--- start Provided entries ---

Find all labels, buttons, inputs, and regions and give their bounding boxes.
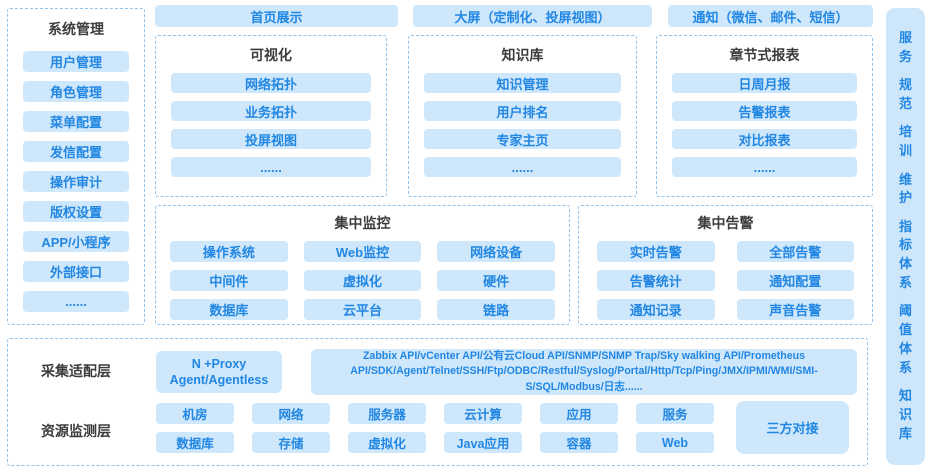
sys-item-mail-config: 发信配置: [23, 141, 129, 162]
alerting-grid: 实时告警 全部告警 告警统计 通知配置 通知记录 声音告警: [593, 241, 858, 320]
api-protocols-box: Zabbix API/vCenter API/公有云Cloud API/SNMP…: [311, 349, 857, 395]
top-button-notification: 通知（微信、邮件、短信）: [668, 5, 873, 27]
monitor-item-middleware: 中间件: [170, 270, 288, 291]
top-button-home-display: 首页展示: [155, 5, 398, 27]
alert-item-notify-record: 通知记录: [597, 299, 715, 320]
sys-item-copyright-settings: 版权设置: [23, 201, 129, 222]
panel-visualization-title: 可视化: [250, 47, 292, 63]
resource-monitor-label: 资源监测层: [41, 423, 111, 439]
resource-item-web: Web: [636, 432, 714, 453]
resource-item-application: 应用: [540, 403, 618, 424]
resource-item-service: 服务: [636, 403, 714, 424]
resource-item-network: 网络: [252, 403, 330, 424]
system-management-title: 系统管理: [48, 21, 104, 37]
resource-item-container: 容器: [540, 432, 618, 453]
sidebar-vertical-item-maintenance: 维护: [898, 171, 912, 206]
monitor-item-os: 操作系统: [170, 241, 288, 262]
resource-item-machine-room: 机房: [156, 403, 234, 424]
sys-item-user-management: 用户管理: [23, 51, 129, 72]
resource-item-java-app: Java应用: [444, 432, 522, 453]
viz-item-more: ......: [171, 157, 371, 177]
report-item-daily-weekly-monthly: 日周月报: [672, 73, 857, 93]
monitor-item-link: 链路: [437, 299, 555, 320]
report-item-alert-report: 告警报表: [672, 101, 857, 121]
monitor-item-virtualization: 虚拟化: [303, 270, 422, 291]
sidebar-vertical-item-knowledge-base: 知识库: [898, 388, 912, 441]
resource-item-storage: 存储: [252, 432, 330, 453]
panel-chapter-report: 章节式报表 日周月报 告警报表 对比报表 ......: [656, 35, 873, 197]
panel-knowledge-base-title: 知识库: [501, 47, 544, 63]
central-alerting-title: 集中告警: [697, 215, 754, 231]
resource-item-server: 服务器: [348, 403, 426, 424]
resource-item-virtualization: 虚拟化: [348, 432, 426, 453]
sidebar-vertical-item-threshold-system: 阈值体系: [898, 303, 912, 375]
collection-adapter-label: 采集适配层: [41, 363, 111, 379]
sidebar-vertical-item-service: 服务: [898, 30, 912, 65]
panel-visualization: 可视化 网络拓扑 业务拓扑 投屏视图 ......: [155, 35, 387, 197]
alert-item-statistics: 告警统计: [597, 270, 715, 291]
resource-item-cloud-computing: 云计算: [444, 403, 522, 424]
sys-item-operation-audit: 操作审计: [23, 171, 129, 192]
sys-item-app-miniprogram: APP/小程序: [23, 231, 129, 252]
sys-item-more: ......: [23, 291, 129, 312]
kb-item-user-ranking: 用户排名: [424, 101, 621, 121]
kb-item-more: ......: [424, 157, 621, 177]
central-monitoring-title: 集中监控: [334, 215, 391, 231]
top-button-big-screen: 大屏（定制化、投屏视图）: [413, 5, 652, 27]
system-management-panel: 系统管理 用户管理 角色管理 菜单配置 发信配置 操作审计 版权设置 APP/小…: [7, 8, 145, 325]
report-item-comparison-report: 对比报表: [672, 129, 857, 149]
viz-item-business-topology: 业务拓扑: [171, 101, 371, 121]
panel-central-alerting: 集中告警 实时告警 全部告警 告警统计 通知配置 通知记录 声音告警: [578, 205, 873, 325]
sys-item-role-management: 角色管理: [23, 81, 129, 102]
sidebar-vertical-item-metric-system: 指标体系: [898, 218, 912, 291]
report-item-more: ......: [672, 157, 857, 177]
sidebar-vertical-item-standard: 规范: [898, 77, 912, 112]
panel-central-monitoring: 集中监控 操作系统 Web监控 网络设备 中间件 虚拟化 硬件 数据库 云平台 …: [155, 205, 570, 325]
alert-item-notify-config: 通知配置: [736, 270, 854, 291]
alert-item-sound: 声音告警: [736, 299, 854, 320]
panel-knowledge-base: 知识库 知识管理 用户排名 专家主页 ......: [408, 35, 637, 197]
third-party-box: 三方对接: [736, 401, 849, 454]
monitor-item-hardware: 硬件: [437, 270, 555, 291]
alert-item-realtime: 实时告警: [597, 241, 715, 262]
collection-layers-panel: 采集适配层 N +Proxy Agent/Agentless Zabbix AP…: [7, 338, 868, 466]
panel-chapter-report-title: 章节式报表: [729, 47, 800, 63]
viz-item-screen-view: 投屏视图: [171, 129, 371, 149]
alert-item-all: 全部告警: [736, 241, 854, 262]
monitoring-grid: 操作系统 Web监控 网络设备 中间件 虚拟化 硬件 数据库 云平台 链路: [170, 241, 555, 320]
viz-item-network-topology: 网络拓扑: [171, 73, 371, 93]
sidebar-vertical-item-training: 培训: [898, 124, 912, 159]
sys-item-menu-config: 菜单配置: [23, 111, 129, 132]
kb-item-expert-homepage: 专家主页: [424, 129, 621, 149]
sys-item-external-interface: 外部接口: [23, 261, 129, 282]
kb-item-knowledge-management: 知识管理: [424, 73, 621, 93]
monitor-item-database: 数据库: [170, 299, 288, 320]
proxy-agent-box: N +Proxy Agent/Agentless: [156, 351, 282, 393]
monitor-item-network-device: 网络设备: [437, 241, 555, 262]
monitor-item-cloud-platform: 云平台: [303, 299, 422, 320]
resource-item-database: 数据库: [156, 432, 234, 453]
right-sidebar: 服务 规范 培训 维护 指标体系 阈值体系 知识库: [886, 8, 925, 465]
monitor-item-web: Web监控: [303, 241, 422, 262]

--- end Provided entries ---

Can you give the listing again from the line with "sys-item-mail-config: 发信配置: [23, 141, 129, 162]" to the line with "monitor-item-middleware: 中间件: [170, 270, 288, 291]", substituting "notice" for "notification" and keeping everything else the same?

sys-item-mail-config: 发信配置: [23, 141, 129, 162]
alerting-grid: 实时告警 全部告警 告警统计 通知配置 通知记录 声音告警: [593, 241, 858, 320]
api-protocols-box: Zabbix API/vCenter API/公有云Cloud API/SNMP…: [311, 349, 857, 395]
top-button-notice: 通知（微信、邮件、短信）: [668, 5, 873, 27]
monitor-item-middleware: 中间件: [170, 270, 288, 291]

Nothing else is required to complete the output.